_GOAL_.
Filter the entries, keeping every line with the word "screenshot".

_RECORDS PROVIDED_.
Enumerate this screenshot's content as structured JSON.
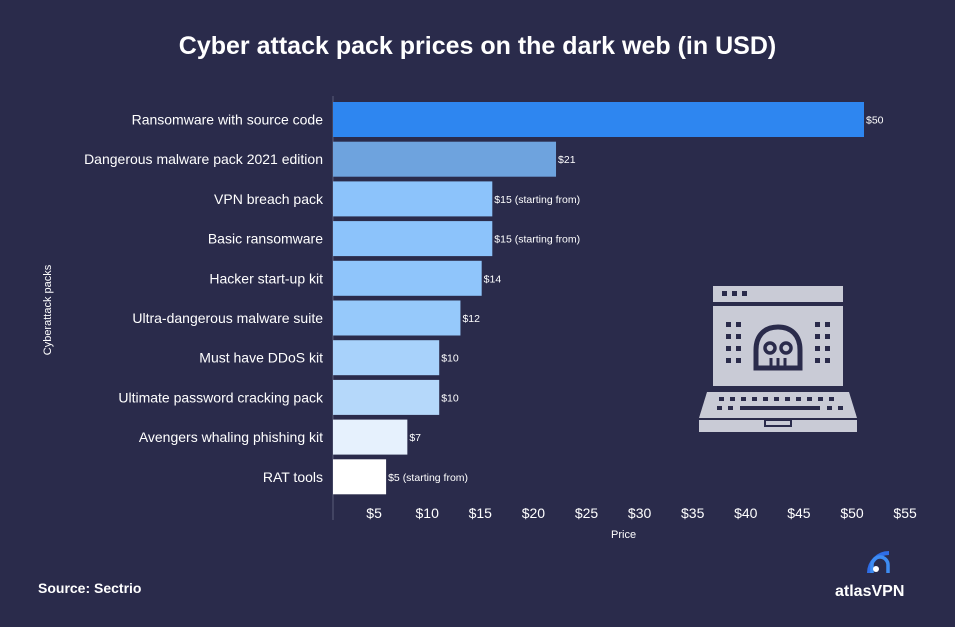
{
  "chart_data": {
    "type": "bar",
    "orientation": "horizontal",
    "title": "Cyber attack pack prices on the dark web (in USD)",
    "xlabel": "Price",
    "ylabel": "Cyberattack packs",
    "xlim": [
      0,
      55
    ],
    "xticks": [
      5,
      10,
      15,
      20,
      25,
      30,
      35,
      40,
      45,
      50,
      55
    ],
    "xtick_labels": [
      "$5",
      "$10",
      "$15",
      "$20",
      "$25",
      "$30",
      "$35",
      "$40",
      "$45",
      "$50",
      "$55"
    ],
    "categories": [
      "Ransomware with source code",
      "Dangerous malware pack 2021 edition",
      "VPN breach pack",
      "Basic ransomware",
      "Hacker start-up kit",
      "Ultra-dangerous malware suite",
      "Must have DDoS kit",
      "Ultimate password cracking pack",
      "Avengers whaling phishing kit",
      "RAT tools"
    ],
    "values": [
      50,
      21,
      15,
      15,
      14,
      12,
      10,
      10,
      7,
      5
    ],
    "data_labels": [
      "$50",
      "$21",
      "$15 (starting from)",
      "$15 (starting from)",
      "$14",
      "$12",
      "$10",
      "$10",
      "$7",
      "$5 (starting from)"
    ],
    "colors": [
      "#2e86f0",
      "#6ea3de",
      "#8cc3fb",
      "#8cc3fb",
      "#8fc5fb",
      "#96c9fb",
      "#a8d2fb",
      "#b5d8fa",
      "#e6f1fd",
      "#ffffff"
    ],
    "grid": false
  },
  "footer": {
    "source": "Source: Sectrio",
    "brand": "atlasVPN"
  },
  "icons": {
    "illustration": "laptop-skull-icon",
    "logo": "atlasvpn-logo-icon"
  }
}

---

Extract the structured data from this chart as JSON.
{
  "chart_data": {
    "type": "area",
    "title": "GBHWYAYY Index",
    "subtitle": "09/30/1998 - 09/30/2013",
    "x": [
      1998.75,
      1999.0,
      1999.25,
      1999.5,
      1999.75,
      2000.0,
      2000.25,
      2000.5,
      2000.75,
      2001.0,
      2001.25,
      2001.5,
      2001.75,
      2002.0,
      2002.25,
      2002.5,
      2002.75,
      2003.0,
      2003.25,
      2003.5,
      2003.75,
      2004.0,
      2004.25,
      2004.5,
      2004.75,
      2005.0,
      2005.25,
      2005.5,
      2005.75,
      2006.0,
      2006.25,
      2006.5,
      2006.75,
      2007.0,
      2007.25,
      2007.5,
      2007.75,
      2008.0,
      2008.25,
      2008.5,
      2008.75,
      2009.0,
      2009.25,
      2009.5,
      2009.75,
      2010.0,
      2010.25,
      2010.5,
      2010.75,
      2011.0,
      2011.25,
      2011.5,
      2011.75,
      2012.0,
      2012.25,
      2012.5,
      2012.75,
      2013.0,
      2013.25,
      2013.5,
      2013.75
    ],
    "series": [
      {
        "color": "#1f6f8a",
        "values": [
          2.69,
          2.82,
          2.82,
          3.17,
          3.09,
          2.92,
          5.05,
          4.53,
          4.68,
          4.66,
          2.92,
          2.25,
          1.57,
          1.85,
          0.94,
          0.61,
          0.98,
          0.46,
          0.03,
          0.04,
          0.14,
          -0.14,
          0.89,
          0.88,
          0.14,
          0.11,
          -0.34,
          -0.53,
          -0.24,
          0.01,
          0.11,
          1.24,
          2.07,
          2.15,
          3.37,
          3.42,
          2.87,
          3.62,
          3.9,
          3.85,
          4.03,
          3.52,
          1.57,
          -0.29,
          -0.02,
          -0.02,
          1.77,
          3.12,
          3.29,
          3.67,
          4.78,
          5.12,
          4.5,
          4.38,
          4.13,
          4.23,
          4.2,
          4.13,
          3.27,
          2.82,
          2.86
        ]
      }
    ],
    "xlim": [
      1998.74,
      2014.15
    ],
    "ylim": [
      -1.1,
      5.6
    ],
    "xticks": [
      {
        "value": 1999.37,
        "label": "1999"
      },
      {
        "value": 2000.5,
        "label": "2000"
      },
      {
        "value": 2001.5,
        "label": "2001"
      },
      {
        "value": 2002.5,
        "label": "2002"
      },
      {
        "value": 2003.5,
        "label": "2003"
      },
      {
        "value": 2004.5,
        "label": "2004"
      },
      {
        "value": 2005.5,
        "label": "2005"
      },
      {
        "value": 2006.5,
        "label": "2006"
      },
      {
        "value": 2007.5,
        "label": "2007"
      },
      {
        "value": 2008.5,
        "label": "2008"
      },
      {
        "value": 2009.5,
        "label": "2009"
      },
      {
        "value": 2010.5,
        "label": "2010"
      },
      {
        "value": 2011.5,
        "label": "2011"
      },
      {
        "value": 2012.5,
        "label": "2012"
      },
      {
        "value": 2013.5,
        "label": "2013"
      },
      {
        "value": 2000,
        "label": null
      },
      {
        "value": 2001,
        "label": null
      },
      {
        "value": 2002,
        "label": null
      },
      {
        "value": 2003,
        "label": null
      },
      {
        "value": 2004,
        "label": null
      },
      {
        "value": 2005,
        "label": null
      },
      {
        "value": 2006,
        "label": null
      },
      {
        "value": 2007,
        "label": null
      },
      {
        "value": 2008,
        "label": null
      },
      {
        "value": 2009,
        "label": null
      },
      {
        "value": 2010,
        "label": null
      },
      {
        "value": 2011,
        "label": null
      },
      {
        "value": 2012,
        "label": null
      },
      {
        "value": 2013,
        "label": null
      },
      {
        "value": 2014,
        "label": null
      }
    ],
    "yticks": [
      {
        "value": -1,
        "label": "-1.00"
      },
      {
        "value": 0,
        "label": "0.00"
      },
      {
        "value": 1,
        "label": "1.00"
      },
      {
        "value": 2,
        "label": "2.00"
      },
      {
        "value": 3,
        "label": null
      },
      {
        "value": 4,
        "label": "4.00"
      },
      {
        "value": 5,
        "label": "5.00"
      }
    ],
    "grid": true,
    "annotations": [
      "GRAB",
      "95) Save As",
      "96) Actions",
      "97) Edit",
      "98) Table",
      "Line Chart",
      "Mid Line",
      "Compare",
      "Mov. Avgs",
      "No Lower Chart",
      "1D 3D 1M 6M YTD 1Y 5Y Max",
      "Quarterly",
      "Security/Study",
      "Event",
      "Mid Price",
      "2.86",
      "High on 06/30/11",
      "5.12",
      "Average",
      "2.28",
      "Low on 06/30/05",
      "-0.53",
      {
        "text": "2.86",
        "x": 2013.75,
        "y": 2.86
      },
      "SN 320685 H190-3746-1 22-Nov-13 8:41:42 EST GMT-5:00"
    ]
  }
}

--

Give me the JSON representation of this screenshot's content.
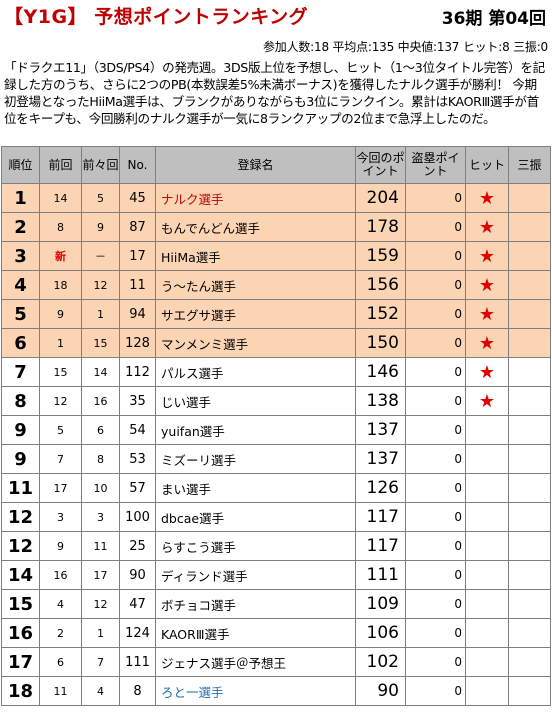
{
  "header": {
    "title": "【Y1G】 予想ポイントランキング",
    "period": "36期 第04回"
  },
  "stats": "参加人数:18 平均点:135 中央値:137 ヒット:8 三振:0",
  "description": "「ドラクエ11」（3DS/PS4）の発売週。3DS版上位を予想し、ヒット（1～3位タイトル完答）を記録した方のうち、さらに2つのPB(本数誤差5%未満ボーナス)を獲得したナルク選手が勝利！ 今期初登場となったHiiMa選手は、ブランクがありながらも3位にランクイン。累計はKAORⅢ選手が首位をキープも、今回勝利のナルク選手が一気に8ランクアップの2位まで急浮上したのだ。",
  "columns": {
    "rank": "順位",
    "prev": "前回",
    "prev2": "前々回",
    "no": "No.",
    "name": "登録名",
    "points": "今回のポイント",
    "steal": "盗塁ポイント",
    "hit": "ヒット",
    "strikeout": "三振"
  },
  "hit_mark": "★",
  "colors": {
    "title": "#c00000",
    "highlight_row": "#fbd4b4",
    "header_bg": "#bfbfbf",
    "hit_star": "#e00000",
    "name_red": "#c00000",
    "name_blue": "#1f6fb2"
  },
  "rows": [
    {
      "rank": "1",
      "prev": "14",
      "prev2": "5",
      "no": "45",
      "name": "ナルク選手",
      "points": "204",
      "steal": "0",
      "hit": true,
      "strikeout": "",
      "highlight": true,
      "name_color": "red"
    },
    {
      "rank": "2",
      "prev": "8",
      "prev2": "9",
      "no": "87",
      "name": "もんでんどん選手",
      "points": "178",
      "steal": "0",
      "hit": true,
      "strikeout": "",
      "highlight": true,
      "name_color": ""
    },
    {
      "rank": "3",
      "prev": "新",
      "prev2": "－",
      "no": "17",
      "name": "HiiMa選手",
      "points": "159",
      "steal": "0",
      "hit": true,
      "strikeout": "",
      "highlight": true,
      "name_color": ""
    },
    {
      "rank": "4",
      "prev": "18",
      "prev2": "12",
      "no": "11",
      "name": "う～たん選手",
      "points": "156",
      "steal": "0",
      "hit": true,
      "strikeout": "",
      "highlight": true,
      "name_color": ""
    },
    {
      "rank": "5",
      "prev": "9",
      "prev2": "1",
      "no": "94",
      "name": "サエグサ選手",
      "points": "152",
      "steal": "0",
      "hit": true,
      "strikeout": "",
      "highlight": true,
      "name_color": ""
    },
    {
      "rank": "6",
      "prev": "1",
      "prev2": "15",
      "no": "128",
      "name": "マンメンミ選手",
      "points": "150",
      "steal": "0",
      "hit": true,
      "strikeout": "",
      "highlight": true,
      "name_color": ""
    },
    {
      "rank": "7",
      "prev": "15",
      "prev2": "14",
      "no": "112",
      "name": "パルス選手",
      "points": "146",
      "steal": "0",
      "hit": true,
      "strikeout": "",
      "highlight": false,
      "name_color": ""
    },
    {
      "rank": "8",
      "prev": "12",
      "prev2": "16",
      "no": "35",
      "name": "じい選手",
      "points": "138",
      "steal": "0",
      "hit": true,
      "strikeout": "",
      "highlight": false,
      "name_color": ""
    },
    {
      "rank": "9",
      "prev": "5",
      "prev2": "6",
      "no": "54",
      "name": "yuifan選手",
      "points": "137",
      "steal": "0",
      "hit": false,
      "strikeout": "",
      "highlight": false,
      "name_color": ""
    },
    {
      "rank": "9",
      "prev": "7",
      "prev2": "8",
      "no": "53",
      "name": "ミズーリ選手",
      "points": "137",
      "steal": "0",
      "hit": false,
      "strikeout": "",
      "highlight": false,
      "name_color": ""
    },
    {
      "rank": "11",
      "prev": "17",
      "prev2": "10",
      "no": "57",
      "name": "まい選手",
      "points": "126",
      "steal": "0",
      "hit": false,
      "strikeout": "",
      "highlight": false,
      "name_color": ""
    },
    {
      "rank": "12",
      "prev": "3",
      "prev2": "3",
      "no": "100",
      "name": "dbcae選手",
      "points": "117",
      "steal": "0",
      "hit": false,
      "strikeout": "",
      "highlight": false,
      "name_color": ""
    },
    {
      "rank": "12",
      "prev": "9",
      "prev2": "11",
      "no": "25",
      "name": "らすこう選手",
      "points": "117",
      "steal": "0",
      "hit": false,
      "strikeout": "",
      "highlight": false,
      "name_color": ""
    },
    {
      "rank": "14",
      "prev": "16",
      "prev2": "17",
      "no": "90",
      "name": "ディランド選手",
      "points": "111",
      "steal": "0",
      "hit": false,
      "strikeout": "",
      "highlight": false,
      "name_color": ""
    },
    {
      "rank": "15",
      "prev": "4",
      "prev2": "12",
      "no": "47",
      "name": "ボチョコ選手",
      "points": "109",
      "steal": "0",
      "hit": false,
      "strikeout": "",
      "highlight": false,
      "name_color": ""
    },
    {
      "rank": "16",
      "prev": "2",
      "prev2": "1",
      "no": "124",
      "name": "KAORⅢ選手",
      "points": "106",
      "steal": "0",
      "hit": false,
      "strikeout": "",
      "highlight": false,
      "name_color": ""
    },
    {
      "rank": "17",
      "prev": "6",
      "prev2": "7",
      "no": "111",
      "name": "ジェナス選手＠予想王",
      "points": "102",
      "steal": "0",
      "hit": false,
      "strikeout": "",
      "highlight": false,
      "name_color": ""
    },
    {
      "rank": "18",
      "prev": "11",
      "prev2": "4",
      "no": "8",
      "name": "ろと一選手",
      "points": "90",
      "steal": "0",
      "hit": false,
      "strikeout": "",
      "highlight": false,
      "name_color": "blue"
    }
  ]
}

_SOLUTION_.
Enumerate this screenshot's content as structured JSON.
Give me the JSON representation of this screenshot's content.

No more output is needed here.